> [THE REQUEST]
Reproduce verbatim every line from the one containing "reply-icon bbox=[213, 665, 263, 715]" down to the one containing "tweet-text: ủa, shop", inclusive of both.

> [DATA PROVIDED]
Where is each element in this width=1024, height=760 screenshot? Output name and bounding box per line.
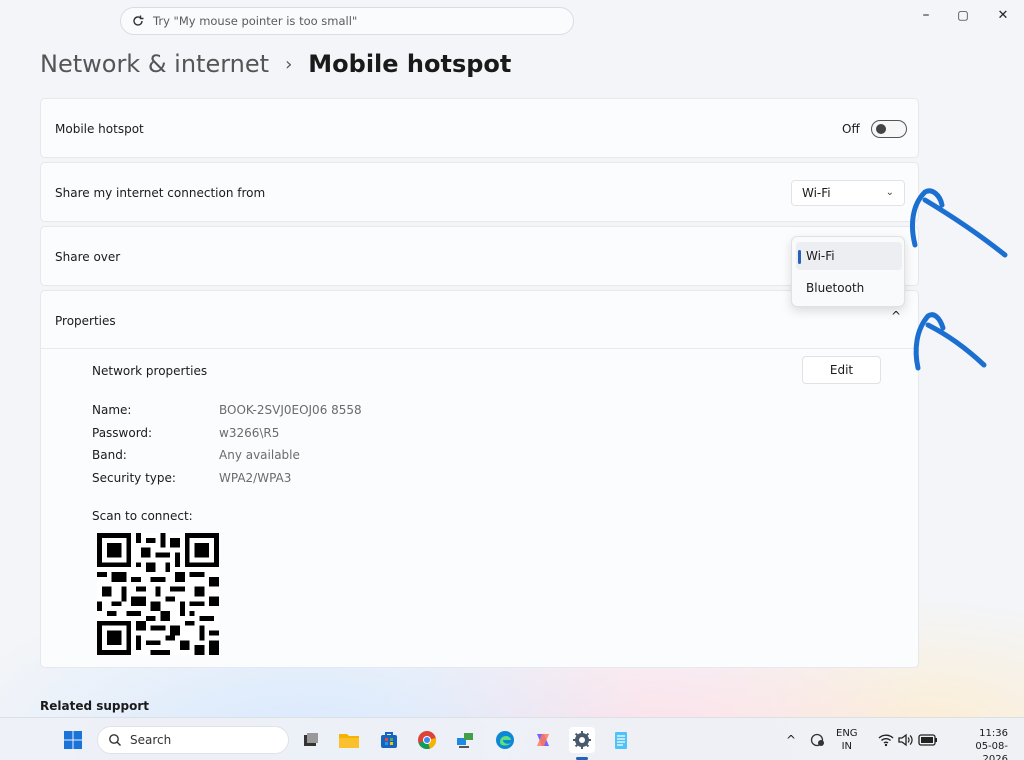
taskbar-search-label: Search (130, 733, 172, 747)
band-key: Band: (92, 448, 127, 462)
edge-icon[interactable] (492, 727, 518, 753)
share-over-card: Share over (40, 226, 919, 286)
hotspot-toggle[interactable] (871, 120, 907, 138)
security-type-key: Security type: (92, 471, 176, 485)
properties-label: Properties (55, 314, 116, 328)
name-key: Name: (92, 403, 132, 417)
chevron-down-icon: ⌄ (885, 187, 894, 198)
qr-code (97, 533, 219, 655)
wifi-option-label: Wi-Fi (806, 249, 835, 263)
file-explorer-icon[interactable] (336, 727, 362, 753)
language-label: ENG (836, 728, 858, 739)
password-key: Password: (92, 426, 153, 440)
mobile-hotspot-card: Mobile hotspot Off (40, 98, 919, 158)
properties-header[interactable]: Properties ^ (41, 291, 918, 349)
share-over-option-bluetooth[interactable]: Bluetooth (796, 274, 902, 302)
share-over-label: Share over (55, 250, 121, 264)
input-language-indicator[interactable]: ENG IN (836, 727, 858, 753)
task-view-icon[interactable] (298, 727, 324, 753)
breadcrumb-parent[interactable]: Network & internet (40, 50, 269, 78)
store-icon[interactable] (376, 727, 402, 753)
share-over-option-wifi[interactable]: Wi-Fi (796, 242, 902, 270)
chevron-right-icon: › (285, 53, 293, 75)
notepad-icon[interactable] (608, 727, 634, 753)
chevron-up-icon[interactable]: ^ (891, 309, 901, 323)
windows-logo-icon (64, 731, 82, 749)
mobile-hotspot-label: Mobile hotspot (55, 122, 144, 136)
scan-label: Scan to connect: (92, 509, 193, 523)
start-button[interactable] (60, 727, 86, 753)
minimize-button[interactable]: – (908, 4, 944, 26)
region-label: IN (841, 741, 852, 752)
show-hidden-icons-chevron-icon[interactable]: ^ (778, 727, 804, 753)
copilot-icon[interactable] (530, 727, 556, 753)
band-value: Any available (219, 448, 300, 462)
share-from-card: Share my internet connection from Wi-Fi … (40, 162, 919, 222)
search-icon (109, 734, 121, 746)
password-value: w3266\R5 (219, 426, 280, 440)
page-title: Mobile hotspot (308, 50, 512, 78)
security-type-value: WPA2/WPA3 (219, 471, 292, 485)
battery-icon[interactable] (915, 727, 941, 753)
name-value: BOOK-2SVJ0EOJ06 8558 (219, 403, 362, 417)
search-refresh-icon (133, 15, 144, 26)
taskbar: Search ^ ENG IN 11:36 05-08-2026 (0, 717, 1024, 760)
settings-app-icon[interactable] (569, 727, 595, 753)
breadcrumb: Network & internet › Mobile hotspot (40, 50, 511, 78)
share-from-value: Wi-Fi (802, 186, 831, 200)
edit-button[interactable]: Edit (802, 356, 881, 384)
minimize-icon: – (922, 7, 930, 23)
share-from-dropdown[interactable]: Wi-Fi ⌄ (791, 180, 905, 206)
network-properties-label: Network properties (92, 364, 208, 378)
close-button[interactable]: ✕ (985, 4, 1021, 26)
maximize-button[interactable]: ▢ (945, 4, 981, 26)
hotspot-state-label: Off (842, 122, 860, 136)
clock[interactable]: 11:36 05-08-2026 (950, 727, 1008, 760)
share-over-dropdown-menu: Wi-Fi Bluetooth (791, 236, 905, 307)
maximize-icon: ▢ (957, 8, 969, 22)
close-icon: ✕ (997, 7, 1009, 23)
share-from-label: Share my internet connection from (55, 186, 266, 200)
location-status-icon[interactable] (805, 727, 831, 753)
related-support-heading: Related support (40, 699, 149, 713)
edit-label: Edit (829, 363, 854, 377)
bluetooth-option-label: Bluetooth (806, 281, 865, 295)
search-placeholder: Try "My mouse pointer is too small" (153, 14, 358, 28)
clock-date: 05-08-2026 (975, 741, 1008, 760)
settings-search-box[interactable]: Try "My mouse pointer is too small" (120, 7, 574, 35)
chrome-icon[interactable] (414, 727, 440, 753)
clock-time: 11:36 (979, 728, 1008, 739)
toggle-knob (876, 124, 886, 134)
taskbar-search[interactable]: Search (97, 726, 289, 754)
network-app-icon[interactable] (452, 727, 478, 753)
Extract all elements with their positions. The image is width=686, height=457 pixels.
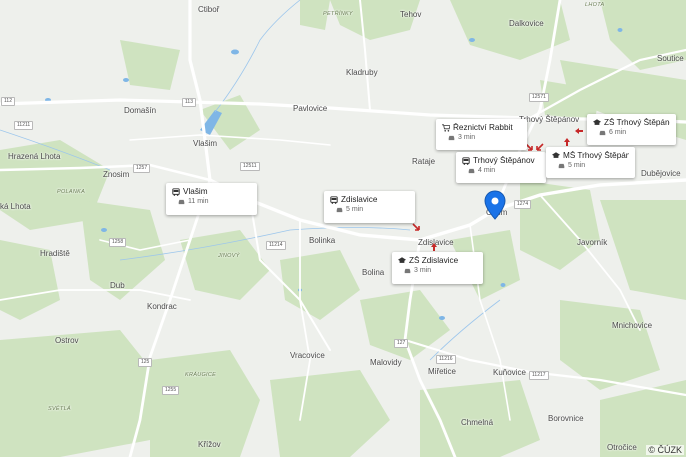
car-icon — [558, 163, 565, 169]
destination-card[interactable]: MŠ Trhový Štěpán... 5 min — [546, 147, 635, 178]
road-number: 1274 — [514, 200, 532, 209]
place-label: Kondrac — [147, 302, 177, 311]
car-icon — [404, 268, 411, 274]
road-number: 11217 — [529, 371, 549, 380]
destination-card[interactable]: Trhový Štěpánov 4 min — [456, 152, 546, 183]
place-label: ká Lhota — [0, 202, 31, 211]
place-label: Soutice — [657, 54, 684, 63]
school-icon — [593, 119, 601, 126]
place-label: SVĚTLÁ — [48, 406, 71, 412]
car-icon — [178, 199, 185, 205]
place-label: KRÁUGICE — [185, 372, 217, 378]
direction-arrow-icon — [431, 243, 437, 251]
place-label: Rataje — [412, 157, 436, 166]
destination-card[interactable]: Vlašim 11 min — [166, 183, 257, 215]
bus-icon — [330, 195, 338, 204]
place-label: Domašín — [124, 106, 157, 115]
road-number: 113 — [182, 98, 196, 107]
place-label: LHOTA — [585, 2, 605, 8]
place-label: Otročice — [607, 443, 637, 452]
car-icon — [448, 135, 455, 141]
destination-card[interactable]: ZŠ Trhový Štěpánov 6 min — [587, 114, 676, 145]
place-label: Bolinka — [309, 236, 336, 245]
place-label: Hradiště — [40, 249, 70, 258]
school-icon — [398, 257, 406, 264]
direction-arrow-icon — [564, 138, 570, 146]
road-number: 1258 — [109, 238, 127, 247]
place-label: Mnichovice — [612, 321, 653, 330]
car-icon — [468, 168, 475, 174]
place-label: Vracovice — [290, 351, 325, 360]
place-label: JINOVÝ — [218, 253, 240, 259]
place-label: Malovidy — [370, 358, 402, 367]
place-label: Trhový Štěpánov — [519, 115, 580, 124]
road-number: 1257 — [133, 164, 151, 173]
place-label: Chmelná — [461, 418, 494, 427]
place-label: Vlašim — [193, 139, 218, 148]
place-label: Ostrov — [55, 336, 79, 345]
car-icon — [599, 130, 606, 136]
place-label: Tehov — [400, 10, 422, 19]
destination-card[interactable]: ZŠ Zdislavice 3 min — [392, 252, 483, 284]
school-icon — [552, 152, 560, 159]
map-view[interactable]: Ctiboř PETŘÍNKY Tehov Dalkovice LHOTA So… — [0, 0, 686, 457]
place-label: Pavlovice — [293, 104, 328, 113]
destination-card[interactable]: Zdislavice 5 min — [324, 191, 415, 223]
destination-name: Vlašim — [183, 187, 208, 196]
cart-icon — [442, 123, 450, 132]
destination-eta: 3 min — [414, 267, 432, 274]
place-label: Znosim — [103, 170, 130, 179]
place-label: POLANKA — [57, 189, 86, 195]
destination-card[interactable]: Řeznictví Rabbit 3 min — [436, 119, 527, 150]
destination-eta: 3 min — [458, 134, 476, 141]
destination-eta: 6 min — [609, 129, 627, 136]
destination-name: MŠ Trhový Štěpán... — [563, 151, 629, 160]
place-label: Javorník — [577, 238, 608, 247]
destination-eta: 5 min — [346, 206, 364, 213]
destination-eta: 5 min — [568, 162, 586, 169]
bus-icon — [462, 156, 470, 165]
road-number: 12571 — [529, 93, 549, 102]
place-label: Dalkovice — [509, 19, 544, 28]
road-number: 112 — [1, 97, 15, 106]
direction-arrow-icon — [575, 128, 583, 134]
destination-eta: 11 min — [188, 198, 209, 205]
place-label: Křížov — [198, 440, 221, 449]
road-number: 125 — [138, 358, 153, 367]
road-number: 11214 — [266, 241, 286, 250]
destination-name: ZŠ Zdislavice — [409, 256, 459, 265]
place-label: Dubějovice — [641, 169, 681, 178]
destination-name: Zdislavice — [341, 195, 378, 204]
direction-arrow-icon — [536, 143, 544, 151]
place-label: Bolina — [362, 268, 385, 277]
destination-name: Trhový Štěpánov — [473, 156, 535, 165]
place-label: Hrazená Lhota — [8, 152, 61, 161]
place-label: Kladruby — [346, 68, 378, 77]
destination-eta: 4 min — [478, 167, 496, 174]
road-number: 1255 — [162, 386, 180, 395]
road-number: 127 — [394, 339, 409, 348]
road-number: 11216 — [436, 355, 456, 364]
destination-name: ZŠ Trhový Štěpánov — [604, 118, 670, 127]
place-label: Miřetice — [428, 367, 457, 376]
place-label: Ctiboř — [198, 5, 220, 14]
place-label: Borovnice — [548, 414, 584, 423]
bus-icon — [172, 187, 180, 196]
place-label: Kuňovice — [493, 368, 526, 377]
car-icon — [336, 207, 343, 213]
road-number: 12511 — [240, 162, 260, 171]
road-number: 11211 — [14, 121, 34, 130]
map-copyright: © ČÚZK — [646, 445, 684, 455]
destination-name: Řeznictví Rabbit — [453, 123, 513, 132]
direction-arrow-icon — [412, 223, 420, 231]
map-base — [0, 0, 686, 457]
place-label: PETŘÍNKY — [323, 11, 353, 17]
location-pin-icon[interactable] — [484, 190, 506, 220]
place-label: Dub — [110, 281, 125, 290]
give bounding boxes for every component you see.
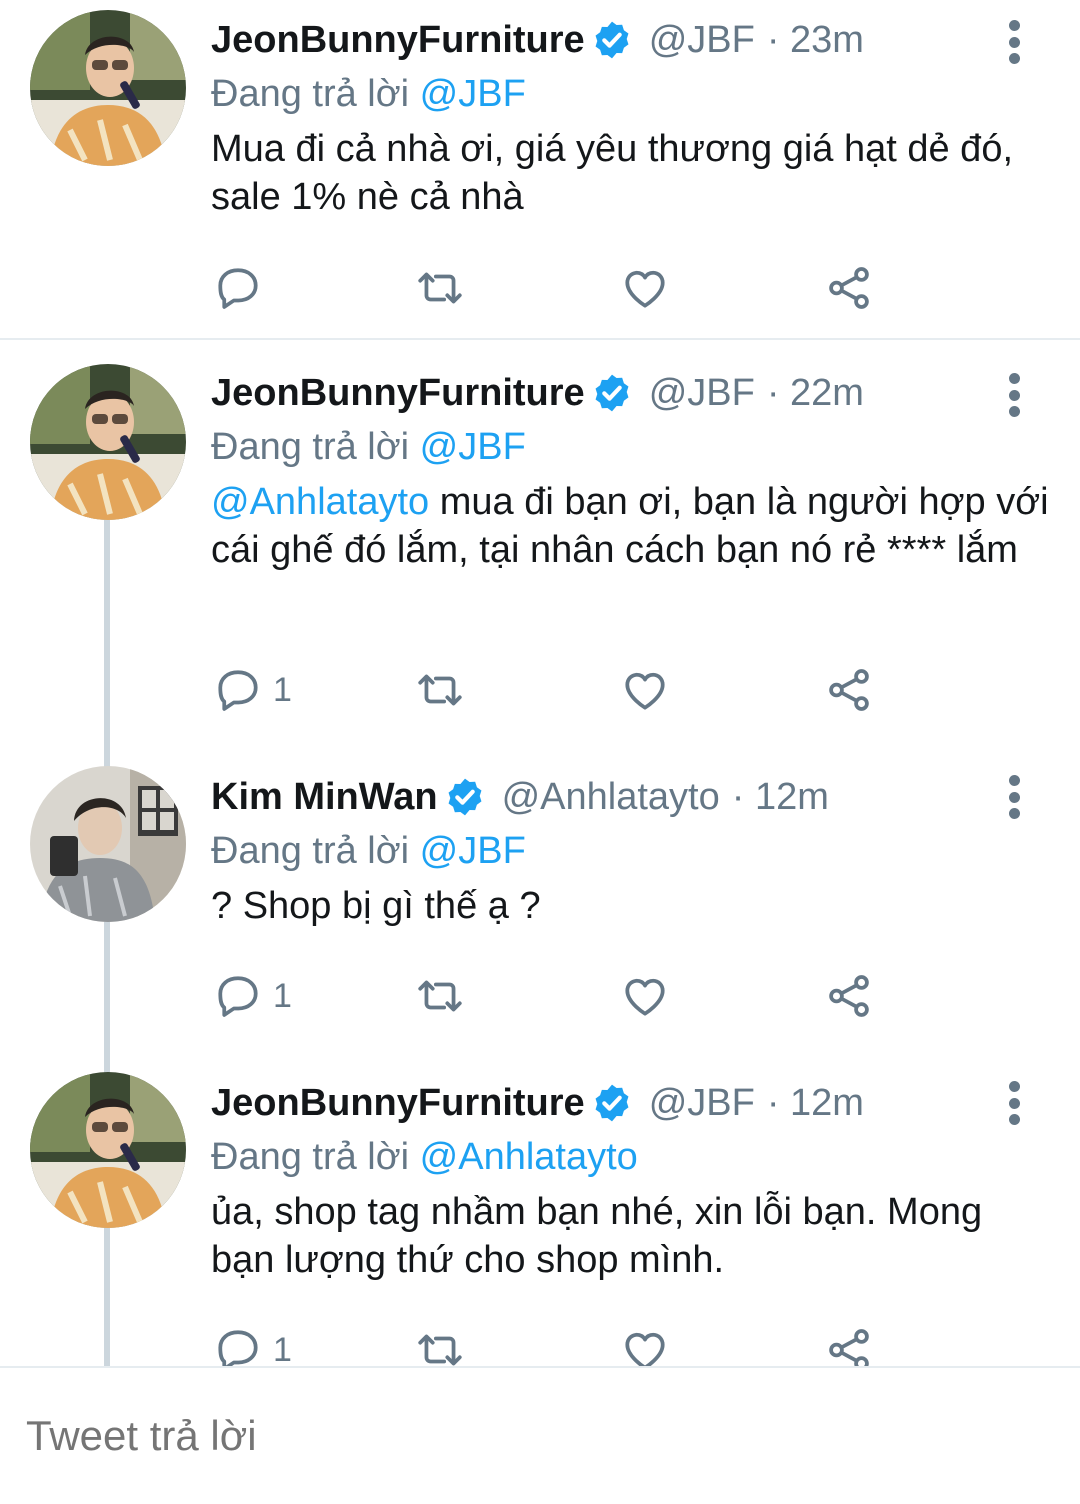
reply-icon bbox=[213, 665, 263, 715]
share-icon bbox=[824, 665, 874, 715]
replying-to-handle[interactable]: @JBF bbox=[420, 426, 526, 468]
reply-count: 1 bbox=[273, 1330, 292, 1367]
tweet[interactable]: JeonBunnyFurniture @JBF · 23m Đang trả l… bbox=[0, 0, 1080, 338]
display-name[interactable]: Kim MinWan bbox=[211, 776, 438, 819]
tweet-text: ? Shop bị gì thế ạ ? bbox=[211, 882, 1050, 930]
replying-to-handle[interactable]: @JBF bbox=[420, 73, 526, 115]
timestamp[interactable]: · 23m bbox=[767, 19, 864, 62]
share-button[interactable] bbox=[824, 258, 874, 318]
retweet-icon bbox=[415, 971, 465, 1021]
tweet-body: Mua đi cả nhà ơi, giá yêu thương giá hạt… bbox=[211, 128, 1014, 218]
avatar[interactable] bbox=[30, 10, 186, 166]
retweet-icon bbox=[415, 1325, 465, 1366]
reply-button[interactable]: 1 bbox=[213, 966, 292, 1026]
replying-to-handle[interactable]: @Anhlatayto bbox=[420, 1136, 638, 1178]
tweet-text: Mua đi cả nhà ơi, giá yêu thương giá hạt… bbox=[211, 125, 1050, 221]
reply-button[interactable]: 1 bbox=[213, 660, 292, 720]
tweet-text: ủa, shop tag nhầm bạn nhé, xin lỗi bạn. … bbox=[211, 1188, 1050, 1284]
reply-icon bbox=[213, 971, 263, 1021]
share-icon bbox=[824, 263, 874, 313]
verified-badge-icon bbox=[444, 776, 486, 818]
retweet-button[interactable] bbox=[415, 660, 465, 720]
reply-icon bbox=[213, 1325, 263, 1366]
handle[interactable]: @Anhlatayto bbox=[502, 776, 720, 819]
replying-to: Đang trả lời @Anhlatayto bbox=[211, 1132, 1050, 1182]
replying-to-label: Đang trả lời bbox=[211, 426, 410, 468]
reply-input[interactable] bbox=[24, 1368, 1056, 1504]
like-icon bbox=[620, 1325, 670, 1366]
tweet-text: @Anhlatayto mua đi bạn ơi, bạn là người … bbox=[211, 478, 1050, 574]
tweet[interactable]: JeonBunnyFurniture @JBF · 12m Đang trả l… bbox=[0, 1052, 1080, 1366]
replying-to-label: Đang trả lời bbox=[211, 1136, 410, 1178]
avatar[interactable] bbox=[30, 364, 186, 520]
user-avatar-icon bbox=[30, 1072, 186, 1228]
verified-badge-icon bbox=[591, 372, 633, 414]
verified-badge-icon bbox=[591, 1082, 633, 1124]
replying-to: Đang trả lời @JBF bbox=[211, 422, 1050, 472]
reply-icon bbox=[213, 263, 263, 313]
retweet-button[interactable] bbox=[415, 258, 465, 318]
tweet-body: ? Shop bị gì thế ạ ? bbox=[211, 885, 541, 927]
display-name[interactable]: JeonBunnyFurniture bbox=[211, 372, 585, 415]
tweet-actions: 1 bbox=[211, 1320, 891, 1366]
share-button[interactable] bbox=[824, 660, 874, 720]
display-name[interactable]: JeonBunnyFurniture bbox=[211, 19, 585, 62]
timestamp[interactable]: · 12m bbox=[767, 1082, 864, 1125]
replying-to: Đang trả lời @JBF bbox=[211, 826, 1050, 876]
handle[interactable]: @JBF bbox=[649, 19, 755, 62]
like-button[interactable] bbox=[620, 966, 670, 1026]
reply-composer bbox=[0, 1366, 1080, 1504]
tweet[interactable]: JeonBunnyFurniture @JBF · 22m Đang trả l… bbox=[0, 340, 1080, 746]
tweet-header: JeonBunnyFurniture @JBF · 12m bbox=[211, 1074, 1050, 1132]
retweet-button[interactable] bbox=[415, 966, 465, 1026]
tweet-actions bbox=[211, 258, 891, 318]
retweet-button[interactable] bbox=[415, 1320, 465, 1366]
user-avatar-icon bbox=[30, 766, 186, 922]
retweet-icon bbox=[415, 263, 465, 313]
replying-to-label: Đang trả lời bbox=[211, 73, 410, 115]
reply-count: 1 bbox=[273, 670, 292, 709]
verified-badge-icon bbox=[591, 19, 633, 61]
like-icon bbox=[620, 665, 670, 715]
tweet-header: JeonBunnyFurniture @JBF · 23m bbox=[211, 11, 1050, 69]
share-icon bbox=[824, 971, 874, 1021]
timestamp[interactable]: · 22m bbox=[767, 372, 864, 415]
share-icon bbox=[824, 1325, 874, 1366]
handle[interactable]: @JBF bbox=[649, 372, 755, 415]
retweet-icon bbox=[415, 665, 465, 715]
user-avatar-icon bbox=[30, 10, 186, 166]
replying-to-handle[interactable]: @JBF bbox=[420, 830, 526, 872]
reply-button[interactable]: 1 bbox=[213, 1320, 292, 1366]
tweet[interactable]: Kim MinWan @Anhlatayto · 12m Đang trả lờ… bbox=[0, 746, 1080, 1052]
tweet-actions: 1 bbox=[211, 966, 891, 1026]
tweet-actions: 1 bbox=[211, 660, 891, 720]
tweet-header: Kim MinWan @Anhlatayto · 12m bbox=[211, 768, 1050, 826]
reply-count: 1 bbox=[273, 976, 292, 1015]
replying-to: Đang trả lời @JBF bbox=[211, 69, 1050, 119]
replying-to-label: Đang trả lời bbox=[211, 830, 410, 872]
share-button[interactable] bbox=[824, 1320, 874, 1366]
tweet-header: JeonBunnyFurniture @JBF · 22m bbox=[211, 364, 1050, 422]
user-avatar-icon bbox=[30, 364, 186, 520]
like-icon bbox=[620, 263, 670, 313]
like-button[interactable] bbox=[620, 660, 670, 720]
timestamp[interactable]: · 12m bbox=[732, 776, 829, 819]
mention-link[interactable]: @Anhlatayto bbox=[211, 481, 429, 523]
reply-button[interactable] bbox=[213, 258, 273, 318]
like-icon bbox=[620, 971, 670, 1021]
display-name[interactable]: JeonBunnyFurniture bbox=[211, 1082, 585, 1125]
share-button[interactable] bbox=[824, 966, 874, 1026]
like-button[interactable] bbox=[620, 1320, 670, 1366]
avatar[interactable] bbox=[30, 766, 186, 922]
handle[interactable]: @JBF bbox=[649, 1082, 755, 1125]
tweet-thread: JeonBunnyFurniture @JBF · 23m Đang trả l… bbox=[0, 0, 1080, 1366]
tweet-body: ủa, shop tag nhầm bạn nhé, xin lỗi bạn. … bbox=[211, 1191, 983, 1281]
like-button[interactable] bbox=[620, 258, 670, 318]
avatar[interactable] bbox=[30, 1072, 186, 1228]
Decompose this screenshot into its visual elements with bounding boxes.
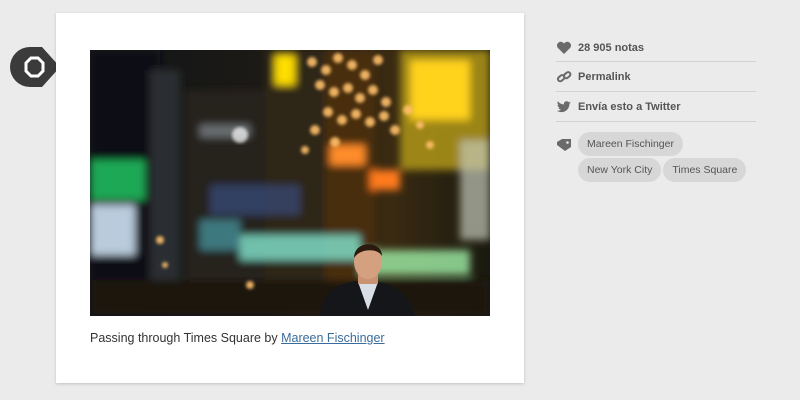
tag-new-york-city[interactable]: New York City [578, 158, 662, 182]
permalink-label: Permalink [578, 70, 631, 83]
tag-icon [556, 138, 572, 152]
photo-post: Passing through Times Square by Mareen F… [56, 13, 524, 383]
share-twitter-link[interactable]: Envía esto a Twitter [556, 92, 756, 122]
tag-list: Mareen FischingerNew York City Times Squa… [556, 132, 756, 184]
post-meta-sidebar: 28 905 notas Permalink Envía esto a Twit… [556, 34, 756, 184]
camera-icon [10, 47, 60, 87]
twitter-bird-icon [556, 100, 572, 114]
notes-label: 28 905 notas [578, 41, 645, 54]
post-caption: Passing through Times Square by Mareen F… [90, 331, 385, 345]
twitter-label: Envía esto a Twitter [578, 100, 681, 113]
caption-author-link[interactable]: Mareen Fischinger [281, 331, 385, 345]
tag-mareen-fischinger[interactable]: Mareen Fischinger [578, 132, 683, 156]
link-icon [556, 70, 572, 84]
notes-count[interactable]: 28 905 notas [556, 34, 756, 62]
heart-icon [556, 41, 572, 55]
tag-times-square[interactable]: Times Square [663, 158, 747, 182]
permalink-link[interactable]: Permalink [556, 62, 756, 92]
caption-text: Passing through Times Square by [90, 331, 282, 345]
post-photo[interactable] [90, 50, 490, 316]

> [EXERCISE RESULT]
reply-icon bbox=[213, 665, 263, 715]
share-icon bbox=[824, 665, 874, 715]
replying-to-handle[interactable]: @JBF bbox=[420, 426, 526, 468]
reply-count: 1 bbox=[273, 1330, 292, 1367]
tweet[interactable]: JeonBunnyFurniture @JBF · 23m Đang trả l… bbox=[0, 0, 1080, 338]
display-name[interactable]: Kim MinWan bbox=[211, 776, 438, 819]
tweet-text: ? Shop bị gì thế ạ ? bbox=[211, 882, 1050, 930]
replying-to-handle[interactable]: @JBF bbox=[420, 73, 526, 115]
timestamp[interactable]: · 23m bbox=[767, 19, 864, 62]
share-button[interactable] bbox=[824, 258, 874, 318]
retweet-icon bbox=[415, 971, 465, 1021]
tweet-body: Mua đi cả nhà ơi, giá yêu thương giá hạt… bbox=[211, 128, 1014, 218]
avatar[interactable] bbox=[30, 10, 186, 166]
retweet-icon bbox=[415, 1325, 465, 1366]
reply-button[interactable]: 1 bbox=[213, 966, 292, 1026]
replying-to-handle[interactable]: @Anhlatayto bbox=[420, 1136, 638, 1178]
tweet-text: Mua đi cả nhà ơi, giá yêu thương giá hạt… bbox=[211, 125, 1050, 221]
reply-button[interactable]: 1 bbox=[213, 660, 292, 720]
tweet-text: ủa, shop tag nhầm bạn nhé, xin lỗi bạn. … bbox=[211, 1188, 1050, 1284]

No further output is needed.